Texte fourni
________________________________________
Ces totems qui hantent la mémoire des fils de Mamadou

Hervé Youmbi, Ces totems qui hantent la mémoire des fils de Mamadou, Photo Adeline Chapelle © Hervé Youmbi
Pour les plasticiens africains, il est d’une difficulté sans nom de se faire une place dans le monde international des arts contemporains. Pure question d’argent : pour être reconnu, il faut être vu, et pour cela il faut des galeristes, des publicistes, des agents. Même pour ceux qui parviennent à être exposés au nord, il est extrêmement difficile de sortir du ghetto « africaniste » : d’être reconnu comme artiste contemporain tout court, plutôt qu’ « artiste africain ».
« Ces totems qui peuplent les rêves des fils de Mamadou » nous interrogent sur le sens des valeurs esthétiques actuelles et des critères de validation imposés par le marché de l’art. Ils nous questionnent aussi sur le degré d’objectivité qui régit et que véhicule l’histoire de l’art. L’installation est également une interrogation sur les liens entre espaces artistiques africains et européens. 50 ans après l’accession à l’Indépendance de nombreux pays africains, le temps est venu de faire un bilan : de parler ouvertement et de façon constructive des profondes attaches Afrique-Occident en matière de création artistique et des profondes inégalités qui font les rêves inassouvis sur lesquels ce projet d’installation se penche. On l’a bien souvent dit : sans l’art africain il n’y aurait pas eu l’art moderne européen. L’art européen lui aussi a bien sûr eu un impact fondamental sur l’art moderne (et, partant, contemporain) d’Afrique.
________________________________________
À faire
Répondez à ces questions sur le texte ci-dessus consacré à la place des artistes africains dans l'art contemporain :
(a) Selon le texte, de qui les artistes ont-ils besoin pour être vus ?
(b) Combien d'années après l'Indépendance de nombreux pays africains le texte juge-t-il venu le temps de faire un bilan ?
(c) D'après ce qu'« on a bien souvent dit », qu'est-ce qui n'aurait pas existé sans l'art africain ?

Liste des données
________________________________________
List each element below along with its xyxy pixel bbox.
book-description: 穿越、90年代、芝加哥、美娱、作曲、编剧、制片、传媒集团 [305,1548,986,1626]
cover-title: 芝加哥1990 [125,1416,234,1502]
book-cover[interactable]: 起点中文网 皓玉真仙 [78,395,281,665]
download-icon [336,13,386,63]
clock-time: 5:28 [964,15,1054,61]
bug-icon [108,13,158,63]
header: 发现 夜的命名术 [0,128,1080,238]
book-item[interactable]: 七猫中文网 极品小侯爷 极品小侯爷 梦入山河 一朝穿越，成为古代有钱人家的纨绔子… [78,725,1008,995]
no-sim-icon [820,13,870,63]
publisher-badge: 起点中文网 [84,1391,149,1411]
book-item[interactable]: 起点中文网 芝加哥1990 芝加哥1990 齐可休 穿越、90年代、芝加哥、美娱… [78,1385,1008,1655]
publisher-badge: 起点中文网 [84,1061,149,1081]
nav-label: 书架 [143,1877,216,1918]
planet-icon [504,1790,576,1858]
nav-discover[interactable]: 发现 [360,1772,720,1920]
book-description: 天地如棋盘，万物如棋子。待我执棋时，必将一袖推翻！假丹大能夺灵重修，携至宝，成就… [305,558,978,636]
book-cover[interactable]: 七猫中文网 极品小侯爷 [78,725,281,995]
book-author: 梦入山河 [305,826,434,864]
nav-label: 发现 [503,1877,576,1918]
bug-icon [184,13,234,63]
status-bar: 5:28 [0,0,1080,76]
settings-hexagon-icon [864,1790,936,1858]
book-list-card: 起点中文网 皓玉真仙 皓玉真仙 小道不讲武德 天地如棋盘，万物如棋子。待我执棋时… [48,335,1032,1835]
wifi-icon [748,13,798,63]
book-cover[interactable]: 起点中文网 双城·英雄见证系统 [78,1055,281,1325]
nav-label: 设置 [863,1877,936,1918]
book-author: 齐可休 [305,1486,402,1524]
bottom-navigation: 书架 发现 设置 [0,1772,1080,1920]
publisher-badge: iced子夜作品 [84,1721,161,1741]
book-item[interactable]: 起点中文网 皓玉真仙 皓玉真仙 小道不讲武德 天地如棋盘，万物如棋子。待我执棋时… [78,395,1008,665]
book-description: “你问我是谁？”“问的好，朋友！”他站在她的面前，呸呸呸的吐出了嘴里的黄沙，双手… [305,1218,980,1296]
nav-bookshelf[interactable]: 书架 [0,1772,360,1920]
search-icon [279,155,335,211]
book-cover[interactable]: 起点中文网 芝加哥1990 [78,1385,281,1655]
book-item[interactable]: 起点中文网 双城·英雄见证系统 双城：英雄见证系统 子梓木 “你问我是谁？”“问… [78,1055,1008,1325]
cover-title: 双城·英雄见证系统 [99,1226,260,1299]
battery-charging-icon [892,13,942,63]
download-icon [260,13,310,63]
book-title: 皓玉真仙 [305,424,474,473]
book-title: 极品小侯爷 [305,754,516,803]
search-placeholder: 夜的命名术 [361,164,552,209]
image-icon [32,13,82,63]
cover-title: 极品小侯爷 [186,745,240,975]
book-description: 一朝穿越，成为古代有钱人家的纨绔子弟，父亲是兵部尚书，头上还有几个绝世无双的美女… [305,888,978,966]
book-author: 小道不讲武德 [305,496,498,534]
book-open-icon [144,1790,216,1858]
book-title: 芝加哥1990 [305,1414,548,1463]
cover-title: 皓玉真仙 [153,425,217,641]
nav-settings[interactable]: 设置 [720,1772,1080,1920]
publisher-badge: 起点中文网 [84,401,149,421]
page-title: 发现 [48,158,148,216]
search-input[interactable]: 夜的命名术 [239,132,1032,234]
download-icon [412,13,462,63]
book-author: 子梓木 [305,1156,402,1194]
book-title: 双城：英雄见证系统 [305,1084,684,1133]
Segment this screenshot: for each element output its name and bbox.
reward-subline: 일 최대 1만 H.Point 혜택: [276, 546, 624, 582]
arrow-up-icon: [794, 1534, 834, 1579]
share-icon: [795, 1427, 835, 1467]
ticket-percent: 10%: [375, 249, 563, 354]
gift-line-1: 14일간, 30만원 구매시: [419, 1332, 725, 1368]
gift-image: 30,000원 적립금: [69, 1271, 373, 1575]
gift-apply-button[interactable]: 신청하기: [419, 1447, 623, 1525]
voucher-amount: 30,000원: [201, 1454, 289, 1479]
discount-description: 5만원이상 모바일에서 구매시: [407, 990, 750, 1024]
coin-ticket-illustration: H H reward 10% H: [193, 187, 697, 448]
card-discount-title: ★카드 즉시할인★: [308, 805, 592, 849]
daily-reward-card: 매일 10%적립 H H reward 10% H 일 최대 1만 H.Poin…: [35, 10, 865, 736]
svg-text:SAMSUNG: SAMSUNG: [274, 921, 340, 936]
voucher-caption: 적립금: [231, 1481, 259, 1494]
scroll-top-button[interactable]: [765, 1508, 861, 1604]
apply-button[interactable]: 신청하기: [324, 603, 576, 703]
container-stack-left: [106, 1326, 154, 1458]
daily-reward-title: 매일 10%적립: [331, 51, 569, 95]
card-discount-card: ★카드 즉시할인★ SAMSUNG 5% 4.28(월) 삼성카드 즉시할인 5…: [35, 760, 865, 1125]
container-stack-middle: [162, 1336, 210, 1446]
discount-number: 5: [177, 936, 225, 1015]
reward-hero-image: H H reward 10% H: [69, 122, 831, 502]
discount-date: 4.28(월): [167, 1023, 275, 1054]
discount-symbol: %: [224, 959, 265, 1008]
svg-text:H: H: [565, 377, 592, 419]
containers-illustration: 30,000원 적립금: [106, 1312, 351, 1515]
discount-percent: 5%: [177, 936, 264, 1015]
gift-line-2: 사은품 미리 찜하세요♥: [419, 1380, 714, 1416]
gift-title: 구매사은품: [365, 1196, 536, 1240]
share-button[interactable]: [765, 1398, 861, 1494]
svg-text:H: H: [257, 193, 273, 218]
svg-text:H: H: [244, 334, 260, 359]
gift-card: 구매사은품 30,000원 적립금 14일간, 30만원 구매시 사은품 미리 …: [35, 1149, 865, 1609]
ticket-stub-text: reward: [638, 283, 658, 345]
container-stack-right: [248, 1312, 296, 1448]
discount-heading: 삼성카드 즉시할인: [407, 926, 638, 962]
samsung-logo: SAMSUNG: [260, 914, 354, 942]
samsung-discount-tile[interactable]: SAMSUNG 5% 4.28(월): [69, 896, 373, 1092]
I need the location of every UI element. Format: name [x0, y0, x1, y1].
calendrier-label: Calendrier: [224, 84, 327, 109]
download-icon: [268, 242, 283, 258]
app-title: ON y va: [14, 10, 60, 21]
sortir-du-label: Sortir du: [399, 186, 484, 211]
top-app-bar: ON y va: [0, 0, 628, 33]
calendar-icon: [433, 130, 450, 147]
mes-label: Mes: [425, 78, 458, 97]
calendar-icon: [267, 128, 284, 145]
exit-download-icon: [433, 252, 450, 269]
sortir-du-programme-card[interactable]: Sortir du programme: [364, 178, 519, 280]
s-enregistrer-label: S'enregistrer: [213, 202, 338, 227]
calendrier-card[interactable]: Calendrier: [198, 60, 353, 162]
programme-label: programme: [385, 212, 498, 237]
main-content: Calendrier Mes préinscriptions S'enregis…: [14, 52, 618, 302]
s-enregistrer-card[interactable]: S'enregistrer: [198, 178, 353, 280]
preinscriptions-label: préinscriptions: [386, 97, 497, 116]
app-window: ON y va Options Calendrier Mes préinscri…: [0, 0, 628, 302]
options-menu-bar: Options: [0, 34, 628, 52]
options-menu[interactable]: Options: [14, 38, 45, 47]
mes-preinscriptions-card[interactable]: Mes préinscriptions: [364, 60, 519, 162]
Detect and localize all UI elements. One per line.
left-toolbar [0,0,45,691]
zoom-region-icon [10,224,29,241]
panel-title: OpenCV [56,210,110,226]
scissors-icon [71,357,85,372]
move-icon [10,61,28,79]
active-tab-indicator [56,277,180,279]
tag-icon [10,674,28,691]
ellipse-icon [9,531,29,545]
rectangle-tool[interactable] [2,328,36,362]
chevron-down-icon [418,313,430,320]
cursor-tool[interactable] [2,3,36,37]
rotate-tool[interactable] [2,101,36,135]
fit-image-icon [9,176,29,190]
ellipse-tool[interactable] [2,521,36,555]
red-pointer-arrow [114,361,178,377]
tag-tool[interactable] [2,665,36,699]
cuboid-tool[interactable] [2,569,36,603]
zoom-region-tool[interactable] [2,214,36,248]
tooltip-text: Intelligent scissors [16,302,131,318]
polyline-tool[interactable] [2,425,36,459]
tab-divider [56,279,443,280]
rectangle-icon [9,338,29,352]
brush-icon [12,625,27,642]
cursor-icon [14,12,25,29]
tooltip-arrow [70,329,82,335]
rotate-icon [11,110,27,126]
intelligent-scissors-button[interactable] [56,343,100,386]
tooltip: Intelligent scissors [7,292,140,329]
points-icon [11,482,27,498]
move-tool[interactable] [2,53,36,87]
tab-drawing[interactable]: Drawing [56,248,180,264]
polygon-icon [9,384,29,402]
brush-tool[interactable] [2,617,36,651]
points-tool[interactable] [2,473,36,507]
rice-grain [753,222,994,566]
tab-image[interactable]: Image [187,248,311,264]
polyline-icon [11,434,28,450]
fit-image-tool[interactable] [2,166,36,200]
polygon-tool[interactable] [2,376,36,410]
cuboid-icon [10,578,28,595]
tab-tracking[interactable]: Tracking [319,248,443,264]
________________________________________
Votre réponse
(a) Des galeristes, des publicistes et des agents.
(b) 50 ans.
(c) L'art moderne européen.